▶

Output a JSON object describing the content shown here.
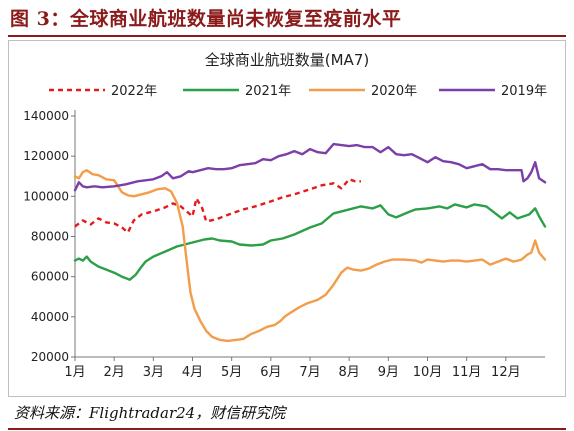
{
  "figure": {
    "label": "图 3：全球商业航班数量尚未恢复至疫前水平",
    "source": "资料来源：Flightradar24，财信研究院"
  },
  "colors": {
    "2022": "#e41a1c",
    "2021": "#2ca048",
    "2020": "#f39c4a",
    "2019": "#7b3fa8",
    "title_bar": "#8b1a1a"
  },
  "chart_data": {
    "type": "line",
    "title": "全球商业航班数量(MA7)",
    "xlabel": "",
    "ylabel": "",
    "ylim": [
      20000,
      140000
    ],
    "yticks": [
      20000,
      40000,
      60000,
      80000,
      100000,
      120000,
      140000
    ],
    "xlim": [
      0,
      12
    ],
    "xticks": [
      "1月",
      "2月",
      "3月",
      "4月",
      "5月",
      "6月",
      "7月",
      "8月",
      "9月",
      "10月",
      "11月",
      "12月"
    ],
    "grid": false,
    "legend_position": "top",
    "series": [
      {
        "name": "2022年",
        "style": "dashed",
        "points": [
          [
            0.0,
            85000
          ],
          [
            0.2,
            88000
          ],
          [
            0.4,
            86000
          ],
          [
            0.6,
            89000
          ],
          [
            0.8,
            87000
          ],
          [
            1.0,
            86500
          ],
          [
            1.2,
            84500
          ],
          [
            1.35,
            82000
          ],
          [
            1.5,
            88000
          ],
          [
            1.7,
            91000
          ],
          [
            2.0,
            92500
          ],
          [
            2.3,
            94500
          ],
          [
            2.5,
            96500
          ],
          [
            2.7,
            95000
          ],
          [
            3.0,
            90000
          ],
          [
            3.1,
            99000
          ],
          [
            3.25,
            94000
          ],
          [
            3.35,
            87500
          ],
          [
            3.6,
            88500
          ],
          [
            4.0,
            91500
          ],
          [
            4.3,
            93500
          ],
          [
            4.6,
            95000
          ],
          [
            5.0,
            97500
          ],
          [
            5.3,
            99500
          ],
          [
            5.6,
            101000
          ],
          [
            6.0,
            103500
          ],
          [
            6.3,
            105500
          ],
          [
            6.6,
            106500
          ],
          [
            6.8,
            104000
          ],
          [
            7.0,
            108500
          ],
          [
            7.15,
            107500
          ],
          [
            7.3,
            107500
          ]
        ]
      },
      {
        "name": "2021年",
        "style": "solid",
        "points": [
          [
            0.0,
            68000
          ],
          [
            0.1,
            69000
          ],
          [
            0.2,
            68000
          ],
          [
            0.3,
            70000
          ],
          [
            0.4,
            67500
          ],
          [
            0.6,
            65000
          ],
          [
            0.8,
            63500
          ],
          [
            1.0,
            62000
          ],
          [
            1.2,
            60000
          ],
          [
            1.4,
            58500
          ],
          [
            1.55,
            61000
          ],
          [
            1.7,
            65000
          ],
          [
            1.8,
            67500
          ],
          [
            2.0,
            70000
          ],
          [
            2.3,
            72500
          ],
          [
            2.6,
            75000
          ],
          [
            3.0,
            77000
          ],
          [
            3.3,
            78500
          ],
          [
            3.5,
            79000
          ],
          [
            3.7,
            78000
          ],
          [
            4.0,
            77500
          ],
          [
            4.2,
            76000
          ],
          [
            4.5,
            75500
          ],
          [
            4.8,
            76000
          ],
          [
            5.0,
            78000
          ],
          [
            5.3,
            79000
          ],
          [
            5.6,
            81000
          ],
          [
            6.0,
            84500
          ],
          [
            6.3,
            86500
          ],
          [
            6.6,
            91500
          ],
          [
            7.0,
            93500
          ],
          [
            7.3,
            95000
          ],
          [
            7.6,
            94000
          ],
          [
            7.8,
            95500
          ],
          [
            8.0,
            91000
          ],
          [
            8.2,
            89500
          ],
          [
            8.5,
            92000
          ],
          [
            8.7,
            93500
          ],
          [
            9.0,
            94000
          ],
          [
            9.3,
            95000
          ],
          [
            9.5,
            94000
          ],
          [
            9.7,
            96000
          ],
          [
            10.0,
            94500
          ],
          [
            10.2,
            96000
          ],
          [
            10.5,
            95000
          ],
          [
            10.7,
            92000
          ],
          [
            10.9,
            89000
          ],
          [
            11.1,
            92000
          ],
          [
            11.3,
            89000
          ],
          [
            11.6,
            91000
          ],
          [
            11.75,
            94000
          ],
          [
            11.85,
            90000
          ],
          [
            12.0,
            85000
          ]
        ]
      },
      {
        "name": "2020年",
        "style": "solid",
        "points": [
          [
            0.0,
            110000
          ],
          [
            0.1,
            109000
          ],
          [
            0.2,
            112000
          ],
          [
            0.3,
            113000
          ],
          [
            0.45,
            111000
          ],
          [
            0.6,
            110500
          ],
          [
            0.8,
            108500
          ],
          [
            1.0,
            108000
          ],
          [
            1.1,
            105000
          ],
          [
            1.2,
            102000
          ],
          [
            1.35,
            100500
          ],
          [
            1.5,
            100000
          ],
          [
            1.7,
            101000
          ],
          [
            1.9,
            102000
          ],
          [
            2.1,
            103500
          ],
          [
            2.3,
            104000
          ],
          [
            2.45,
            102500
          ],
          [
            2.6,
            97000
          ],
          [
            2.75,
            85000
          ],
          [
            2.85,
            68000
          ],
          [
            2.95,
            52000
          ],
          [
            3.05,
            44000
          ],
          [
            3.2,
            38000
          ],
          [
            3.35,
            33000
          ],
          [
            3.5,
            30000
          ],
          [
            3.7,
            28500
          ],
          [
            3.9,
            28000
          ],
          [
            4.1,
            28500
          ],
          [
            4.3,
            29000
          ],
          [
            4.5,
            31500
          ],
          [
            4.7,
            33000
          ],
          [
            4.9,
            35000
          ],
          [
            5.1,
            36000
          ],
          [
            5.25,
            38000
          ],
          [
            5.35,
            40000
          ],
          [
            5.5,
            42000
          ],
          [
            5.7,
            44500
          ],
          [
            5.9,
            46500
          ],
          [
            6.2,
            48500
          ],
          [
            6.4,
            51000
          ],
          [
            6.6,
            56000
          ],
          [
            6.8,
            62000
          ],
          [
            6.95,
            64500
          ],
          [
            7.1,
            63500
          ],
          [
            7.3,
            63000
          ],
          [
            7.5,
            64000
          ],
          [
            7.7,
            66000
          ],
          [
            7.9,
            67500
          ],
          [
            8.1,
            68500
          ],
          [
            8.4,
            68500
          ],
          [
            8.7,
            68000
          ],
          [
            8.85,
            67000
          ],
          [
            9.0,
            68500
          ],
          [
            9.2,
            68000
          ],
          [
            9.4,
            67500
          ],
          [
            9.6,
            68000
          ],
          [
            9.8,
            68000
          ],
          [
            10.0,
            67500
          ],
          [
            10.2,
            68000
          ],
          [
            10.4,
            68500
          ],
          [
            10.6,
            66000
          ],
          [
            10.8,
            67500
          ],
          [
            11.0,
            69000
          ],
          [
            11.2,
            67500
          ],
          [
            11.4,
            68500
          ],
          [
            11.55,
            71000
          ],
          [
            11.65,
            72000
          ],
          [
            11.75,
            78000
          ],
          [
            11.85,
            72000
          ],
          [
            12.0,
            68500
          ]
        ]
      },
      {
        "name": "2019年",
        "style": "solid",
        "points": [
          [
            0.0,
            103000
          ],
          [
            0.1,
            107000
          ],
          [
            0.2,
            105000
          ],
          [
            0.3,
            104500
          ],
          [
            0.5,
            105000
          ],
          [
            0.7,
            104500
          ],
          [
            1.0,
            105000
          ],
          [
            1.3,
            106000
          ],
          [
            1.6,
            107500
          ],
          [
            2.0,
            108500
          ],
          [
            2.2,
            110000
          ],
          [
            2.35,
            112000
          ],
          [
            2.5,
            109000
          ],
          [
            2.7,
            110000
          ],
          [
            2.9,
            112500
          ],
          [
            3.0,
            112000
          ],
          [
            3.2,
            113000
          ],
          [
            3.4,
            114000
          ],
          [
            3.6,
            113500
          ],
          [
            3.8,
            113500
          ],
          [
            4.0,
            114000
          ],
          [
            4.2,
            115500
          ],
          [
            4.4,
            116000
          ],
          [
            4.6,
            116500
          ],
          [
            4.8,
            118500
          ],
          [
            5.0,
            118000
          ],
          [
            5.2,
            120000
          ],
          [
            5.4,
            121000
          ],
          [
            5.6,
            122500
          ],
          [
            5.8,
            121000
          ],
          [
            6.0,
            123500
          ],
          [
            6.2,
            122000
          ],
          [
            6.4,
            121500
          ],
          [
            6.6,
            126000
          ],
          [
            6.8,
            125500
          ],
          [
            7.0,
            125000
          ],
          [
            7.2,
            125500
          ],
          [
            7.4,
            124500
          ],
          [
            7.6,
            124500
          ],
          [
            7.8,
            122000
          ],
          [
            8.0,
            124500
          ],
          [
            8.2,
            121000
          ],
          [
            8.4,
            120500
          ],
          [
            8.6,
            121000
          ],
          [
            8.8,
            119000
          ],
          [
            9.0,
            117000
          ],
          [
            9.2,
            119500
          ],
          [
            9.4,
            117500
          ],
          [
            9.6,
            117000
          ],
          [
            9.8,
            116000
          ],
          [
            10.0,
            114000
          ],
          [
            10.2,
            115000
          ],
          [
            10.4,
            116000
          ],
          [
            10.6,
            113500
          ],
          [
            10.8,
            113500
          ],
          [
            11.0,
            113000
          ],
          [
            11.2,
            113000
          ],
          [
            11.4,
            113000
          ],
          [
            11.45,
            107500
          ],
          [
            11.55,
            109000
          ],
          [
            11.65,
            112000
          ],
          [
            11.75,
            117000
          ],
          [
            11.85,
            109000
          ],
          [
            12.0,
            107000
          ]
        ]
      }
    ]
  }
}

◀

Task requirements >>
Write out every line of the data that holds the word "name".

Solution >>
        "name": "2022年",
        "name": "2021年",
        "name": "2020年",
        "name": "2019年",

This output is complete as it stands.